## GOAL
Your task is to filter the data below down to the lines holding "When".

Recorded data
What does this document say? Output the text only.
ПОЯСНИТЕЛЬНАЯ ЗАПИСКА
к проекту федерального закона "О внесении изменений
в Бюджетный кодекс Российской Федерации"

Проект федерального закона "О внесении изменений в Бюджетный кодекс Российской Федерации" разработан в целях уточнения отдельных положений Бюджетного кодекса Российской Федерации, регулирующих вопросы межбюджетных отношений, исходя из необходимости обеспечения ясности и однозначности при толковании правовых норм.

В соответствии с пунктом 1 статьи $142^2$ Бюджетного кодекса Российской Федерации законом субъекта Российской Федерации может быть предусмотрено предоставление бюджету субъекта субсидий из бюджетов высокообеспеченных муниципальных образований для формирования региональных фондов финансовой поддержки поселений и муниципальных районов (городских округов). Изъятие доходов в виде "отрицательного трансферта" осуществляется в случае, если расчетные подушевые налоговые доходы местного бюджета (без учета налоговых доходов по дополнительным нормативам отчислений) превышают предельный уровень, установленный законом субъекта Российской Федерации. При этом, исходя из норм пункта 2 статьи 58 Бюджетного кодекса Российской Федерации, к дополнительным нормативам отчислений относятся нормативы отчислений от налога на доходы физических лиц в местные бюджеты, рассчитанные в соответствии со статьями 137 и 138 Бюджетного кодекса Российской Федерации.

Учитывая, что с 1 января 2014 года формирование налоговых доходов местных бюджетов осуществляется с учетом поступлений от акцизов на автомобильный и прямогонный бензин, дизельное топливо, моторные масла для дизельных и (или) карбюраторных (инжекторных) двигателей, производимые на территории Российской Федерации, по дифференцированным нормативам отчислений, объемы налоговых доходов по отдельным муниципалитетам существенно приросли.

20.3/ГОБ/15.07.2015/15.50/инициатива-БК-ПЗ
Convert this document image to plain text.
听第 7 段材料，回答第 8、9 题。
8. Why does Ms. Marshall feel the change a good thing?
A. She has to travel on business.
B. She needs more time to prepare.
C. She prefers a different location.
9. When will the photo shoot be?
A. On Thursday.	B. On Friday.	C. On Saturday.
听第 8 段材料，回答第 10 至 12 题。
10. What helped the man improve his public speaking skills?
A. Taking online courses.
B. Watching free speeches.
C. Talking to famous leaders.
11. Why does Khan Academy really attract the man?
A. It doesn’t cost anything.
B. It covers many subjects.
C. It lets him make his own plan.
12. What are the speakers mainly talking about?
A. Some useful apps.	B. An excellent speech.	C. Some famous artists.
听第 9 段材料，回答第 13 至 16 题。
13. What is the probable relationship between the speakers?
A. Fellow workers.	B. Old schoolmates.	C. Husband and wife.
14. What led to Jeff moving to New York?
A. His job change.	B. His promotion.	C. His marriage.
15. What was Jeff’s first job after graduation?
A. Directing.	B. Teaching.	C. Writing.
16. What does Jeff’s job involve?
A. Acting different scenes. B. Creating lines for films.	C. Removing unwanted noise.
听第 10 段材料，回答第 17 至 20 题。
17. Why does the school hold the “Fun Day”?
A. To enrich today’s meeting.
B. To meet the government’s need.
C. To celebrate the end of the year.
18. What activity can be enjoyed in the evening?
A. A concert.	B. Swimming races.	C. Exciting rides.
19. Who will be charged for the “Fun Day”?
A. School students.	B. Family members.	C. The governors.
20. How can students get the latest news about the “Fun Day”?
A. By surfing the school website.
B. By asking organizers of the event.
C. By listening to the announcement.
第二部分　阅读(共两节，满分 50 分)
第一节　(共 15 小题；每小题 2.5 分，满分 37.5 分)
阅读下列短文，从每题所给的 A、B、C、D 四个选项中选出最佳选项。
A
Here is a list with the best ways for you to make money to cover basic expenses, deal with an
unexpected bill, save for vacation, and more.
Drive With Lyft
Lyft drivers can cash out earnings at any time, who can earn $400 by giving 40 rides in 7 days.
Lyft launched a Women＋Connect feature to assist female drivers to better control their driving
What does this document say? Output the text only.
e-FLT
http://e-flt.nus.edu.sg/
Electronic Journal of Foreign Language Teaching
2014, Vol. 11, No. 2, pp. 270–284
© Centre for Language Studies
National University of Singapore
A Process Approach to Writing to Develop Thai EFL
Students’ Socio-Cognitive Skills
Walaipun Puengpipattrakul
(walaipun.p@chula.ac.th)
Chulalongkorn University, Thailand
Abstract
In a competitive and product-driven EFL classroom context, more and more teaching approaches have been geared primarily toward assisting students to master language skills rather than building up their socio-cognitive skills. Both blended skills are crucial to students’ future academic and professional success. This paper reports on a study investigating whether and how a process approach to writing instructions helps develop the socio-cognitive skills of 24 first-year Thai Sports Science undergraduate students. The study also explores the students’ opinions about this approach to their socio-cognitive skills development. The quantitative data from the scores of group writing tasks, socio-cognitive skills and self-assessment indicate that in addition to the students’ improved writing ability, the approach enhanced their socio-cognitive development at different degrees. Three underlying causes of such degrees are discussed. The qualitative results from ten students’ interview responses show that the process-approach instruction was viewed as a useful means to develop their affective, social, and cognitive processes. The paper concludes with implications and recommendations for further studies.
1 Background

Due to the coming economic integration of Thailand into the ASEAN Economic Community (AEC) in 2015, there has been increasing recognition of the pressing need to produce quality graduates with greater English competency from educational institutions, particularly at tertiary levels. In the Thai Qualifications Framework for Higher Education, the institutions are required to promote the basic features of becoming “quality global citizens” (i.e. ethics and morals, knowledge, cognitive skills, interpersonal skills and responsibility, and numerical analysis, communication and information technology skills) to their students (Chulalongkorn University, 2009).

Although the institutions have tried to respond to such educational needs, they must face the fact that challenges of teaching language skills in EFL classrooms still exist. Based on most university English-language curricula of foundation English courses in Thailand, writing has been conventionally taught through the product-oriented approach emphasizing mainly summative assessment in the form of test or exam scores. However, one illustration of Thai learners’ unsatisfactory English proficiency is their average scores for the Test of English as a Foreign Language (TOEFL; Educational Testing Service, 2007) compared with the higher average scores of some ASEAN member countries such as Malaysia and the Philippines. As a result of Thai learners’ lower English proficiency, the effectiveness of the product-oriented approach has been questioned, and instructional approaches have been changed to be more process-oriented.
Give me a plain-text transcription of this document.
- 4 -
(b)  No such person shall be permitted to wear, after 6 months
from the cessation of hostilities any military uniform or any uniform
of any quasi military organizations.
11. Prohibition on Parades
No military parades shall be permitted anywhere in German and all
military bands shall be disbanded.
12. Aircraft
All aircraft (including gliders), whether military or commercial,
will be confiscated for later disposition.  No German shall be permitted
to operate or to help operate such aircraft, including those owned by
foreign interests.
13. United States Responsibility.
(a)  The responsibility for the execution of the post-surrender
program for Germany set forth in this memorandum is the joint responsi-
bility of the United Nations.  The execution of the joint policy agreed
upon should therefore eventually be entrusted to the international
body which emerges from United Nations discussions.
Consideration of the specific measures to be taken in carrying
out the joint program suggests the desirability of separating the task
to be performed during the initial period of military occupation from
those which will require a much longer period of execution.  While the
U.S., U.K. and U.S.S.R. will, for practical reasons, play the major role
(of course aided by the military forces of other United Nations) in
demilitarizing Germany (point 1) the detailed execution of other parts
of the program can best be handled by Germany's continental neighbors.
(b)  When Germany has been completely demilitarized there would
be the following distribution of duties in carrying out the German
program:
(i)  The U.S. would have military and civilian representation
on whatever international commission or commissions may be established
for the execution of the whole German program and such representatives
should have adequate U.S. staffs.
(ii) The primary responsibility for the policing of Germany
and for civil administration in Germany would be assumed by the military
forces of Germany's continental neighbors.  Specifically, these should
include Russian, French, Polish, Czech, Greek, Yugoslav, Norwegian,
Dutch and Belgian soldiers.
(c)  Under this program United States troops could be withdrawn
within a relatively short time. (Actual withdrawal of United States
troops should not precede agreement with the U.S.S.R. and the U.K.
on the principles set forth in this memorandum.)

## ANSWER TO THE TASK
9. When will the photo shoot be?
(b)  When Germany has been completely demilitarized there would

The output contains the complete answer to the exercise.